▸ **GOAL**
Reproduce the material from its first line through the line with "document-header [188, 74, 1078, 138]", switching "option-a" to "choice-a" and leaving everything else unchanged.

(Layout annotation records)
** start **

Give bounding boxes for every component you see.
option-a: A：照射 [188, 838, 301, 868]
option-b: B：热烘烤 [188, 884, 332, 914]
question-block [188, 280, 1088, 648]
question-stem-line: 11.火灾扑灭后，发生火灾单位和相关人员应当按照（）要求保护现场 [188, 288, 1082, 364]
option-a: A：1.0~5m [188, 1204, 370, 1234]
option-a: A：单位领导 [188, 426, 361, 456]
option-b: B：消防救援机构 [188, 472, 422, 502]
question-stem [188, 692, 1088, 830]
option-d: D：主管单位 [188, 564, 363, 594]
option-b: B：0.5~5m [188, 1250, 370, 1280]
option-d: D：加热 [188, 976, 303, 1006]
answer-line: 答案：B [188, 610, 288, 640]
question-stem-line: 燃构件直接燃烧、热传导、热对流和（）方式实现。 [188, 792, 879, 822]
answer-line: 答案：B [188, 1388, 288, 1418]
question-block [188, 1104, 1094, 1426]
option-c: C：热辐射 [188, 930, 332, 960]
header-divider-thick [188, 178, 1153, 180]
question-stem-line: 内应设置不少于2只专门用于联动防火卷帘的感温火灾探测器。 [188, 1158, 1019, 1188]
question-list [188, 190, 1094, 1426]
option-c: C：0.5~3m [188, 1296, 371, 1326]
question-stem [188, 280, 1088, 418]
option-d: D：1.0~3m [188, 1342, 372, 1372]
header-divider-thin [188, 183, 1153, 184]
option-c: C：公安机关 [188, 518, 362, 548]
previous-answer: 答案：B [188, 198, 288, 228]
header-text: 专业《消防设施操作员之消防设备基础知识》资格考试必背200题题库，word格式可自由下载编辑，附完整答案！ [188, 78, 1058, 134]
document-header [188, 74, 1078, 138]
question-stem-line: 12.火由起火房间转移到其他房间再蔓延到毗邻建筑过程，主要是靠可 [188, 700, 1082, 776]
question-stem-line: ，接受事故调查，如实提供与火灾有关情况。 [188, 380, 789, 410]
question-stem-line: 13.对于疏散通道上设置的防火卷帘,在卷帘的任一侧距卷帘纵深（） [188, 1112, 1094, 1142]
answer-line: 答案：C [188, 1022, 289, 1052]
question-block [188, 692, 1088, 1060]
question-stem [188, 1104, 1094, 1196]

** end **

▸ **WRITTEN SOLUTION**
Give bounding boxes for every component you see.
choice-a: A：照射 [188, 838, 301, 868]
option-b: B：热烘烤 [188, 884, 332, 914]
question-block [188, 280, 1088, 648]
question-stem-line: 11.火灾扑灭后，发生火灾单位和相关人员应当按照（）要求保护现场 [188, 288, 1082, 364]
choice-a: A：1.0~5m [188, 1204, 370, 1234]
choice-a: A：单位领导 [188, 426, 361, 456]
option-b: B：消防救援机构 [188, 472, 422, 502]
question-stem [188, 692, 1088, 830]
option-d: D：主管单位 [188, 564, 363, 594]
option-b: B：0.5~5m [188, 1250, 370, 1280]
option-d: D：加热 [188, 976, 303, 1006]
answer-line: 答案：B [188, 610, 288, 640]
question-stem-line: 燃构件直接燃烧、热传导、热对流和（）方式实现。 [188, 792, 879, 822]
answer-line: 答案：B [188, 1388, 288, 1418]
question-block [188, 1104, 1094, 1426]
option-c: C：热辐射 [188, 930, 332, 960]
header-divider-thick [188, 178, 1153, 180]
question-stem-line: 内应设置不少于2只专门用于联动防火卷帘的感温火灾探测器。 [188, 1158, 1019, 1188]
question-list [188, 190, 1094, 1426]
option-c: C：0.5~3m [188, 1296, 371, 1326]
question-stem [188, 280, 1088, 418]
option-d: D：1.0~3m [188, 1342, 372, 1372]
header-divider-thin [188, 183, 1153, 184]
option-c: C：公安机关 [188, 518, 362, 548]
previous-answer: 答案：B [188, 198, 288, 228]
header-text: 专业《消防设施操作员之消防设备基础知识》资格考试必背200题题库，word格式可自由下载编辑，附完整答案！ [188, 78, 1058, 134]
document-header [188, 74, 1078, 138]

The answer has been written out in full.